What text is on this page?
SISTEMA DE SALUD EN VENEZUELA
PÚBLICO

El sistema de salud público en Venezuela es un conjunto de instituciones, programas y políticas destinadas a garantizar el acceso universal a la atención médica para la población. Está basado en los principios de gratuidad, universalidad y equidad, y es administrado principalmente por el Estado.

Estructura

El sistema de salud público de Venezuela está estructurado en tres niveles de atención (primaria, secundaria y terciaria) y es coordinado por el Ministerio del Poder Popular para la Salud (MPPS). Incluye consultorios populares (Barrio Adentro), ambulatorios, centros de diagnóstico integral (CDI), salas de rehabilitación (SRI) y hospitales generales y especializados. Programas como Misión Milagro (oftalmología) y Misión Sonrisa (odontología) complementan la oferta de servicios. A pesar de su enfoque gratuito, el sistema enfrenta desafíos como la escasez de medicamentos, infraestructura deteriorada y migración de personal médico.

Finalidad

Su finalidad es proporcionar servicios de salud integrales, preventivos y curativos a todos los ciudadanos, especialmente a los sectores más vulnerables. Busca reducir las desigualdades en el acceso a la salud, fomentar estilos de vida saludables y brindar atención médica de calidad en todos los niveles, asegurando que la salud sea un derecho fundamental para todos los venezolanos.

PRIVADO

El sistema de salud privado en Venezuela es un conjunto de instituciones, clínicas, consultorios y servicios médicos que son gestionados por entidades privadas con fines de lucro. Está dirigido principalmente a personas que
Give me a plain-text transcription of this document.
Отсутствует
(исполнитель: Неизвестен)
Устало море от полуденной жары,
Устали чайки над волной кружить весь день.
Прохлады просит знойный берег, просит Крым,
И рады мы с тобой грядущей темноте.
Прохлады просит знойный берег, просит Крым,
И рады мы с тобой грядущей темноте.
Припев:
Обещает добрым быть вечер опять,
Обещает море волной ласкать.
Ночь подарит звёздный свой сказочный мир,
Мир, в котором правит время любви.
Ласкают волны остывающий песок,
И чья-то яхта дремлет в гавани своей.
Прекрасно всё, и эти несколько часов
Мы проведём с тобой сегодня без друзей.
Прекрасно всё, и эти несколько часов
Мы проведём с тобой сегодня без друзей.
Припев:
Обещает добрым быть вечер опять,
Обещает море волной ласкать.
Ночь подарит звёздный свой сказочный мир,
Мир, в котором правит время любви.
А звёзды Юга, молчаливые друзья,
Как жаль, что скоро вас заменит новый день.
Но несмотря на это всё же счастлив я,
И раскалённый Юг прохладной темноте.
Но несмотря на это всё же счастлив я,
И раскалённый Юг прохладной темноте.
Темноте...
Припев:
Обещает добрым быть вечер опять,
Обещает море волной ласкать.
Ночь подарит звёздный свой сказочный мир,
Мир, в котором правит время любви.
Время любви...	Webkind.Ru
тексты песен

= = = = = = =

### DO THIS:
Reproduce only the lines between the line containing "Give me a plain-text" and the last line of the records, those two lines included, exactly.

### THE REPLY:
Give me a plain-text transcription of this document.
Отсутствует
(исполнитель: Неизвестен)
Устало море от полуденной жары,
Устали чайки над волной кружить весь день.
Прохлады просит знойный берег, просит Крым,
И рады мы с тобой грядущей темноте.
Прохлады просит знойный берег, просит Крым,
И рады мы с тобой грядущей темноте.
Припев:
Обещает добрым быть вечер опять,
Обещает море волной ласкать.
Ночь подарит звёздный свой сказочный мир,
Мир, в котором правит время любви.
Ласкают волны остывающий песок,
И чья-то яхта дремлет в гавани своей.
Прекрасно всё, и эти несколько часов
Мы проведём с тобой сегодня без друзей.
Прекрасно всё, и эти несколько часов
Мы проведём с тобой сегодня без друзей.
Припев:
Обещает добрым быть вечер опять,
Обещает море волной ласкать.
Ночь подарит звёздный свой сказочный мир,
Мир, в котором правит время любви.
А звёзды Юга, молчаливые друзья,
Как жаль, что скоро вас заменит новый день.
Но несмотря на это всё же счастлив я,
И раскалённый Юг прохладной темноте.
Но несмотря на это всё же счастлив я,
И раскалённый Юг прохладной темноте.
Темноте...
Припев:
Обещает добрым быть вечер опять,
Обещает море волной ласкать.
Ночь подарит звёздный свой сказочный мир,
Мир, в котором правит время любви.
Время любви...	Webkind.Ru
тексты песен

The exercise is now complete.